>> Start Listed records

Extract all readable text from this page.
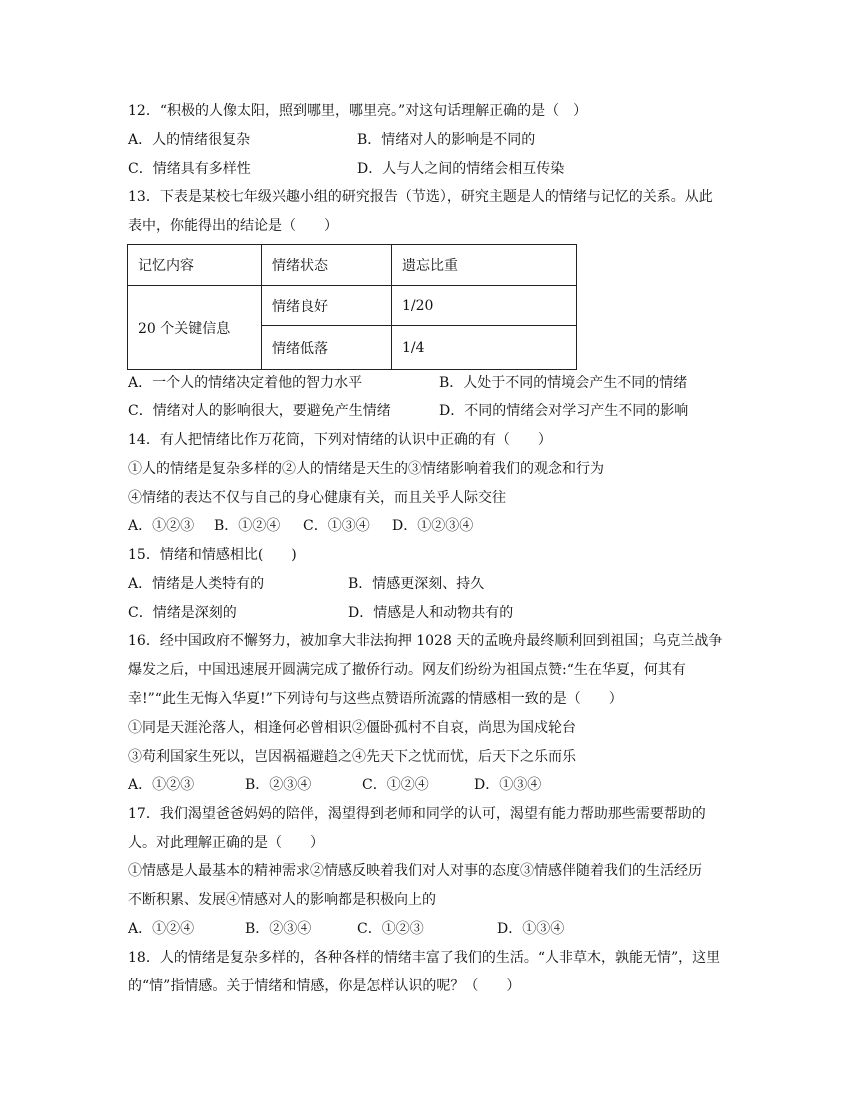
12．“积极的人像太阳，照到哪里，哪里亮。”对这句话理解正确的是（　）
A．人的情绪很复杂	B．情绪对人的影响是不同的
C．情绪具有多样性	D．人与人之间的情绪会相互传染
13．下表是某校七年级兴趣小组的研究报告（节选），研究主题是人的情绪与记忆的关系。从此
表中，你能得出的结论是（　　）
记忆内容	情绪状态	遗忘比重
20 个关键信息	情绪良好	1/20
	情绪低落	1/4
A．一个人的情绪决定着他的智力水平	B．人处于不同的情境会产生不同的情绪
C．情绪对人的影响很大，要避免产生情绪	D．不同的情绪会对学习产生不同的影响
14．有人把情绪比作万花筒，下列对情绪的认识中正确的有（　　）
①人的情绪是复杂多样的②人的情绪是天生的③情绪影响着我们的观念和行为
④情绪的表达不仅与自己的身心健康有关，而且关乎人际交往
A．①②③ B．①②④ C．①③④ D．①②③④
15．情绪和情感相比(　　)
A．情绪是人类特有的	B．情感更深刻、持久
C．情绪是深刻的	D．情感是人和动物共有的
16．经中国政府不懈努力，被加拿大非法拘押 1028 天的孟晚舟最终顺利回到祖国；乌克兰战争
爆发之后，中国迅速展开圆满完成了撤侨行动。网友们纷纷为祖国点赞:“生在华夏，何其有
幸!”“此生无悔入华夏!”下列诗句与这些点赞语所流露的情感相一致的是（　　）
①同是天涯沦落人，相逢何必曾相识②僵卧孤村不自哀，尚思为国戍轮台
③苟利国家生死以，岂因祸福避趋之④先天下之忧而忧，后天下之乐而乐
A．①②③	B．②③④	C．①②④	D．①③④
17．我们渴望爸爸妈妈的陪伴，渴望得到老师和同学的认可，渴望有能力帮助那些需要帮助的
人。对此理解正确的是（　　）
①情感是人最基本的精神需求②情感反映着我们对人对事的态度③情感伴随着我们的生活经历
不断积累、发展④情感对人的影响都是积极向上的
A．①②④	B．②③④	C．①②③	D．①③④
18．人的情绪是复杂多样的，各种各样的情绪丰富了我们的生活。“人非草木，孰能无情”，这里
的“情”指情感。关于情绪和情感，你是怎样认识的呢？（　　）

>> End Listed records

Leave out the pictures and output the rest of the material exactly as written.

Extract all readable text from this page.
12．“积极的人像太阳，照到哪里，哪里亮。”对这句话理解正确的是（　）
A．人的情绪很复杂	B．情绪对人的影响是不同的
C．情绪具有多样性	D．人与人之间的情绪会相互传染
13．下表是某校七年级兴趣小组的研究报告（节选），研究主题是人的情绪与记忆的关系。从此
表中，你能得出的结论是（　　）
记忆内容	情绪状态	遗忘比重
20 个关键信息	情绪良好	1/20
	情绪低落	1/4
A．一个人的情绪决定着他的智力水平	B．人处于不同的情境会产生不同的情绪
C．情绪对人的影响很大，要避免产生情绪	D．不同的情绪会对学习产生不同的影响
14．有人把情绪比作万花筒，下列对情绪的认识中正确的有（　　）
①人的情绪是复杂多样的②人的情绪是天生的③情绪影响着我们的观念和行为
④情绪的表达不仅与自己的身心健康有关，而且关乎人际交往
A．①②③ B．①②④ C．①③④ D．①②③④
15．情绪和情感相比(　　)
A．情绪是人类特有的	B．情感更深刻、持久
C．情绪是深刻的	D．情感是人和动物共有的
16．经中国政府不懈努力，被加拿大非法拘押 1028 天的孟晚舟最终顺利回到祖国；乌克兰战争
爆发之后，中国迅速展开圆满完成了撤侨行动。网友们纷纷为祖国点赞:“生在华夏，何其有
幸!”“此生无悔入华夏!”下列诗句与这些点赞语所流露的情感相一致的是（　　）
①同是天涯沦落人，相逢何必曾相识②僵卧孤村不自哀，尚思为国戍轮台
③苟利国家生死以，岂因祸福避趋之④先天下之忧而忧，后天下之乐而乐
A．①②③	B．②③④	C．①②④	D．①③④
17．我们渴望爸爸妈妈的陪伴，渴望得到老师和同学的认可，渴望有能力帮助那些需要帮助的
人。对此理解正确的是（　　）
①情感是人最基本的精神需求②情感反映着我们对人对事的态度③情感伴随着我们的生活经历
不断积累、发展④情感对人的影响都是积极向上的
A．①②④	B．②③④	C．①②③	D．①③④
18．人的情绪是复杂多样的，各种各样的情绪丰富了我们的生活。“人非草木，孰能无情”，这里
的“情”指情感。关于情绪和情感，你是怎样认识的呢？（　　）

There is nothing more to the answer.